YOUR INSTRUCTIONS » Search the records for "data". Copy every line where it appears.

TASK INPUTS »
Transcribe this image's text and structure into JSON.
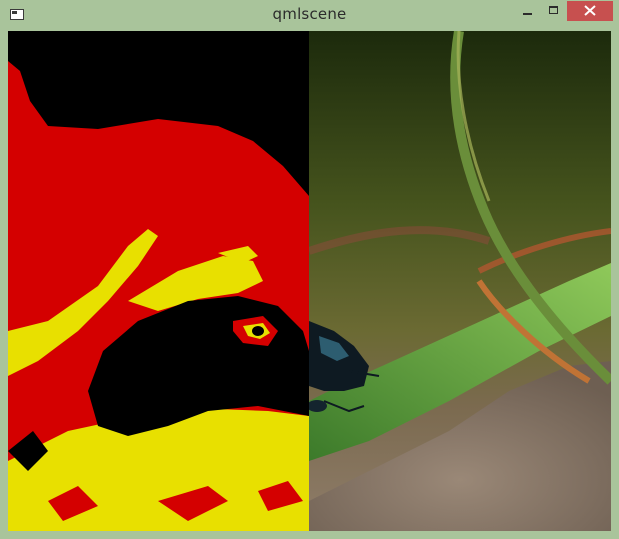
{
  "window": {
    "title": "qmlscene",
    "icon": "app-window-icon"
  },
  "controls": {
    "minimize": "minimize-icon",
    "maximize": "maximize-icon",
    "close": "close-icon"
  },
  "content": {
    "left_pane": "posterized-shader-view",
    "right_pane": "original-image-view"
  },
  "colors": {
    "titlebar_bg": "#a9c49b",
    "close_bg": "#c7504f",
    "poster_red": "#d40000",
    "poster_yellow": "#e8e000",
    "poster_black": "#000000"
  }
}
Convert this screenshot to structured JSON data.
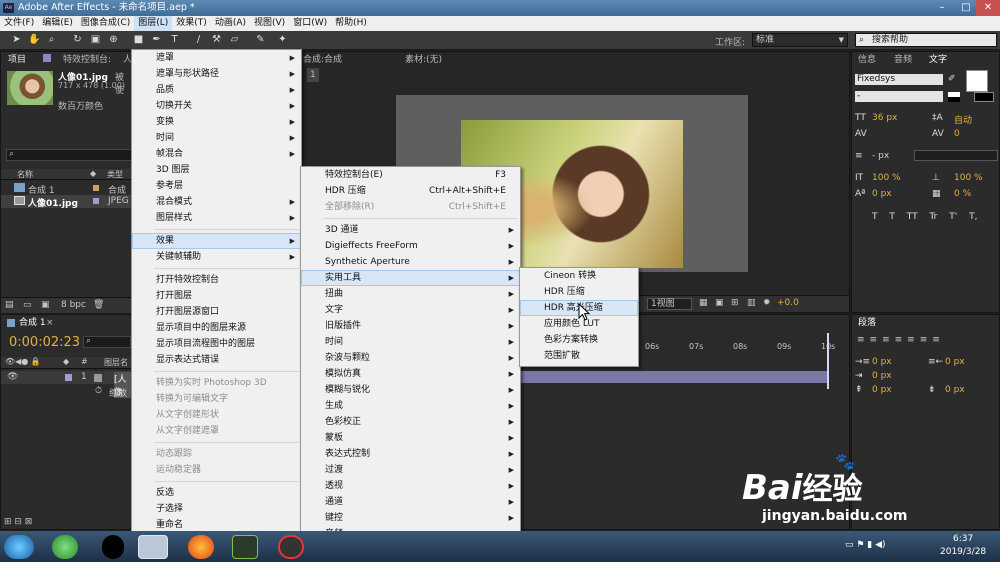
{
  "window": {
    "title": "Adobe After Effects - 未命名项目.aep *"
  },
  "menubar": [
    "文件(F)",
    "编辑(E)",
    "图像合成(C)",
    "图层(L)",
    "效果(T)",
    "动画(A)",
    "视图(V)",
    "窗口(W)",
    "帮助(H)"
  ],
  "toolbar": {
    "workspace_label": "工作区:",
    "workspace_value": "标准",
    "search_placeholder": "搜索帮助"
  },
  "project_panel": {
    "tab": "项目",
    "effects_tab": "特效控制台:",
    "effects_tab_item": "人",
    "asset_name": "人像01.jpg",
    "asset_used": "被使",
    "asset_dims": "717 x 478 (1.00)",
    "asset_colors": "数百万颜色",
    "col_name": "名称",
    "col_type": "类型",
    "items": [
      {
        "name": "合成 1",
        "type": "合成"
      },
      {
        "name": "人像01.jpg",
        "type": "JPEG"
      }
    ],
    "bpc": "8 bpc"
  },
  "comp_panel": {
    "tab": "合成:合成",
    "footage_tab": "素材:(无)",
    "sub_tab": "1",
    "views": "1视图",
    "exposure": "+0.0"
  },
  "right_panels": {
    "tabs": [
      "信息",
      "音频",
      "文字"
    ],
    "font": "Fixedsys",
    "font_style": "-",
    "size": "36 px",
    "leading": "自动",
    "kerning": "",
    "tracking": "0",
    "stroke": "- px",
    "vscale": "100 %",
    "hscale": "100 %",
    "baseline": "0 px",
    "tsume": "0 %",
    "text_styles": [
      "T",
      "T",
      "TT",
      "Tr",
      "T'",
      "T,"
    ],
    "para_tab": "段落",
    "indents": [
      "0 px",
      "0 px",
      "0 px",
      "0 px",
      "0 px"
    ]
  },
  "timeline": {
    "tab": "合成 1",
    "time": "0:00:02:23",
    "layer_col": "图层名",
    "layer_num": "1",
    "layer_name": "[人像",
    "prop": "缩放",
    "ruler": [
      "06s",
      "07s",
      "08s",
      "09s",
      "10s"
    ]
  },
  "context_menu": {
    "items": [
      {
        "label": "遮罩",
        "sub": true
      },
      {
        "label": "遮罩与形状路径",
        "sub": true
      },
      {
        "label": "品质",
        "sub": true
      },
      {
        "label": "切换开关",
        "sub": true
      },
      {
        "label": "变换",
        "sub": true
      },
      {
        "label": "时间",
        "sub": true
      },
      {
        "label": "帧混合",
        "sub": true
      },
      {
        "label": "3D 图层"
      },
      {
        "label": "参考层"
      },
      {
        "label": "混合模式",
        "sub": true
      },
      {
        "label": "图层样式",
        "sub": true
      },
      {
        "sep": true
      },
      {
        "label": "效果",
        "sub": true,
        "hl": true
      },
      {
        "label": "关键帧辅助",
        "sub": true
      },
      {
        "sep": true
      },
      {
        "label": "打开特效控制台"
      },
      {
        "label": "打开图层"
      },
      {
        "label": "打开图层源窗口"
      },
      {
        "label": "显示项目中的图层来源"
      },
      {
        "label": "显示项目流程图中的图层"
      },
      {
        "label": "显示表达式错误"
      },
      {
        "sep": true
      },
      {
        "label": "转换为实时 Photoshop 3D",
        "dis": true
      },
      {
        "label": "转换为可编辑文字",
        "dis": true
      },
      {
        "label": "从文字创建形状",
        "dis": true
      },
      {
        "label": "从文字创建遮罩",
        "dis": true
      },
      {
        "sep": true
      },
      {
        "label": "动态跟踪",
        "dis": true
      },
      {
        "label": "运动稳定器",
        "dis": true
      },
      {
        "sep": true
      },
      {
        "label": "反选"
      },
      {
        "label": "子选择"
      },
      {
        "label": "重命名"
      }
    ]
  },
  "effects_menu": {
    "items": [
      {
        "label": "特效控制台(E)",
        "sc": "F3"
      },
      {
        "label": "HDR 压缩",
        "sc": "Ctrl+Alt+Shift+E"
      },
      {
        "label": "全部移除(R)",
        "sc": "Ctrl+Shift+E",
        "dis": true
      },
      {
        "sep": true
      },
      {
        "label": "3D 通道",
        "sub": true
      },
      {
        "label": "Digieffects FreeForm",
        "sub": true
      },
      {
        "label": "Synthetic Aperture",
        "sub": true
      },
      {
        "label": "实用工具",
        "sub": true,
        "hl": true
      },
      {
        "label": "扭曲",
        "sub": true
      },
      {
        "label": "文字",
        "sub": true
      },
      {
        "label": "旧版插件",
        "sub": true
      },
      {
        "label": "时间",
        "sub": true
      },
      {
        "label": "杂波与颗粒",
        "sub": true
      },
      {
        "label": "模拟仿真",
        "sub": true
      },
      {
        "label": "模糊与锐化",
        "sub": true
      },
      {
        "label": "生成",
        "sub": true
      },
      {
        "label": "色彩校正",
        "sub": true
      },
      {
        "label": "蒙板",
        "sub": true
      },
      {
        "label": "表达式控制",
        "sub": true
      },
      {
        "label": "过渡",
        "sub": true
      },
      {
        "label": "透视",
        "sub": true
      },
      {
        "label": "通道",
        "sub": true
      },
      {
        "label": "键控",
        "sub": true
      },
      {
        "label": "音频",
        "sub": true
      },
      {
        "label": "风格化",
        "sub": true
      }
    ]
  },
  "utility_menu": {
    "items": [
      {
        "label": "Cineon 转换"
      },
      {
        "label": "HDR 压缩"
      },
      {
        "label": "HDR 高光压缩",
        "hl": true
      },
      {
        "label": "应用颜色 LUT"
      },
      {
        "label": "色彩方案转换"
      },
      {
        "label": "范围扩散"
      }
    ]
  },
  "taskbar": {
    "time": "6:37",
    "date": "2019/3/28"
  },
  "watermark": {
    "logo": "Bai",
    "logo2": "经验",
    "url": "jingyan.baidu.com"
  }
}
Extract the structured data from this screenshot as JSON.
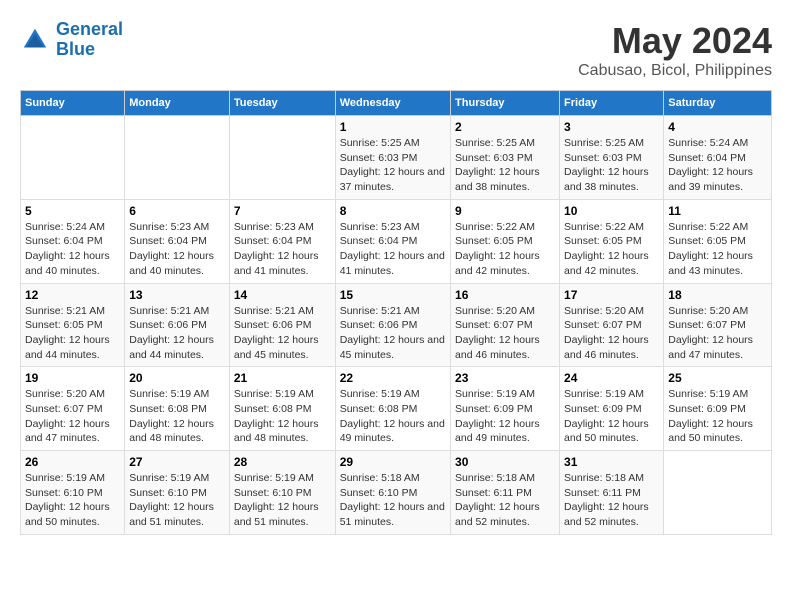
{
  "header": {
    "logo_line1": "General",
    "logo_line2": "Blue",
    "title": "May 2024",
    "subtitle": "Cabusao, Bicol, Philippines"
  },
  "weekdays": [
    "Sunday",
    "Monday",
    "Tuesday",
    "Wednesday",
    "Thursday",
    "Friday",
    "Saturday"
  ],
  "weeks": [
    [
      {
        "day": "",
        "sunrise": "",
        "sunset": "",
        "daylight": "",
        "empty": true
      },
      {
        "day": "",
        "sunrise": "",
        "sunset": "",
        "daylight": "",
        "empty": true
      },
      {
        "day": "",
        "sunrise": "",
        "sunset": "",
        "daylight": "",
        "empty": true
      },
      {
        "day": "1",
        "sunrise": "Sunrise: 5:25 AM",
        "sunset": "Sunset: 6:03 PM",
        "daylight": "Daylight: 12 hours and 37 minutes."
      },
      {
        "day": "2",
        "sunrise": "Sunrise: 5:25 AM",
        "sunset": "Sunset: 6:03 PM",
        "daylight": "Daylight: 12 hours and 38 minutes."
      },
      {
        "day": "3",
        "sunrise": "Sunrise: 5:25 AM",
        "sunset": "Sunset: 6:03 PM",
        "daylight": "Daylight: 12 hours and 38 minutes."
      },
      {
        "day": "4",
        "sunrise": "Sunrise: 5:24 AM",
        "sunset": "Sunset: 6:04 PM",
        "daylight": "Daylight: 12 hours and 39 minutes."
      }
    ],
    [
      {
        "day": "5",
        "sunrise": "Sunrise: 5:24 AM",
        "sunset": "Sunset: 6:04 PM",
        "daylight": "Daylight: 12 hours and 40 minutes."
      },
      {
        "day": "6",
        "sunrise": "Sunrise: 5:23 AM",
        "sunset": "Sunset: 6:04 PM",
        "daylight": "Daylight: 12 hours and 40 minutes."
      },
      {
        "day": "7",
        "sunrise": "Sunrise: 5:23 AM",
        "sunset": "Sunset: 6:04 PM",
        "daylight": "Daylight: 12 hours and 41 minutes."
      },
      {
        "day": "8",
        "sunrise": "Sunrise: 5:23 AM",
        "sunset": "Sunset: 6:04 PM",
        "daylight": "Daylight: 12 hours and 41 minutes."
      },
      {
        "day": "9",
        "sunrise": "Sunrise: 5:22 AM",
        "sunset": "Sunset: 6:05 PM",
        "daylight": "Daylight: 12 hours and 42 minutes."
      },
      {
        "day": "10",
        "sunrise": "Sunrise: 5:22 AM",
        "sunset": "Sunset: 6:05 PM",
        "daylight": "Daylight: 12 hours and 42 minutes."
      },
      {
        "day": "11",
        "sunrise": "Sunrise: 5:22 AM",
        "sunset": "Sunset: 6:05 PM",
        "daylight": "Daylight: 12 hours and 43 minutes."
      }
    ],
    [
      {
        "day": "12",
        "sunrise": "Sunrise: 5:21 AM",
        "sunset": "Sunset: 6:05 PM",
        "daylight": "Daylight: 12 hours and 44 minutes."
      },
      {
        "day": "13",
        "sunrise": "Sunrise: 5:21 AM",
        "sunset": "Sunset: 6:06 PM",
        "daylight": "Daylight: 12 hours and 44 minutes."
      },
      {
        "day": "14",
        "sunrise": "Sunrise: 5:21 AM",
        "sunset": "Sunset: 6:06 PM",
        "daylight": "Daylight: 12 hours and 45 minutes."
      },
      {
        "day": "15",
        "sunrise": "Sunrise: 5:21 AM",
        "sunset": "Sunset: 6:06 PM",
        "daylight": "Daylight: 12 hours and 45 minutes."
      },
      {
        "day": "16",
        "sunrise": "Sunrise: 5:20 AM",
        "sunset": "Sunset: 6:07 PM",
        "daylight": "Daylight: 12 hours and 46 minutes."
      },
      {
        "day": "17",
        "sunrise": "Sunrise: 5:20 AM",
        "sunset": "Sunset: 6:07 PM",
        "daylight": "Daylight: 12 hours and 46 minutes."
      },
      {
        "day": "18",
        "sunrise": "Sunrise: 5:20 AM",
        "sunset": "Sunset: 6:07 PM",
        "daylight": "Daylight: 12 hours and 47 minutes."
      }
    ],
    [
      {
        "day": "19",
        "sunrise": "Sunrise: 5:20 AM",
        "sunset": "Sunset: 6:07 PM",
        "daylight": "Daylight: 12 hours and 47 minutes."
      },
      {
        "day": "20",
        "sunrise": "Sunrise: 5:19 AM",
        "sunset": "Sunset: 6:08 PM",
        "daylight": "Daylight: 12 hours and 48 minutes."
      },
      {
        "day": "21",
        "sunrise": "Sunrise: 5:19 AM",
        "sunset": "Sunset: 6:08 PM",
        "daylight": "Daylight: 12 hours and 48 minutes."
      },
      {
        "day": "22",
        "sunrise": "Sunrise: 5:19 AM",
        "sunset": "Sunset: 6:08 PM",
        "daylight": "Daylight: 12 hours and 49 minutes."
      },
      {
        "day": "23",
        "sunrise": "Sunrise: 5:19 AM",
        "sunset": "Sunset: 6:09 PM",
        "daylight": "Daylight: 12 hours and 49 minutes."
      },
      {
        "day": "24",
        "sunrise": "Sunrise: 5:19 AM",
        "sunset": "Sunset: 6:09 PM",
        "daylight": "Daylight: 12 hours and 50 minutes."
      },
      {
        "day": "25",
        "sunrise": "Sunrise: 5:19 AM",
        "sunset": "Sunset: 6:09 PM",
        "daylight": "Daylight: 12 hours and 50 minutes."
      }
    ],
    [
      {
        "day": "26",
        "sunrise": "Sunrise: 5:19 AM",
        "sunset": "Sunset: 6:10 PM",
        "daylight": "Daylight: 12 hours and 50 minutes."
      },
      {
        "day": "27",
        "sunrise": "Sunrise: 5:19 AM",
        "sunset": "Sunset: 6:10 PM",
        "daylight": "Daylight: 12 hours and 51 minutes."
      },
      {
        "day": "28",
        "sunrise": "Sunrise: 5:19 AM",
        "sunset": "Sunset: 6:10 PM",
        "daylight": "Daylight: 12 hours and 51 minutes."
      },
      {
        "day": "29",
        "sunrise": "Sunrise: 5:18 AM",
        "sunset": "Sunset: 6:10 PM",
        "daylight": "Daylight: 12 hours and 51 minutes."
      },
      {
        "day": "30",
        "sunrise": "Sunrise: 5:18 AM",
        "sunset": "Sunset: 6:11 PM",
        "daylight": "Daylight: 12 hours and 52 minutes."
      },
      {
        "day": "31",
        "sunrise": "Sunrise: 5:18 AM",
        "sunset": "Sunset: 6:11 PM",
        "daylight": "Daylight: 12 hours and 52 minutes."
      },
      {
        "day": "",
        "sunrise": "",
        "sunset": "",
        "daylight": "",
        "empty": true
      }
    ]
  ]
}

PROBLEM SOLUTION »
Convert this screenshot to structured JSON data.
Extract the structured data from this screenshot as JSON.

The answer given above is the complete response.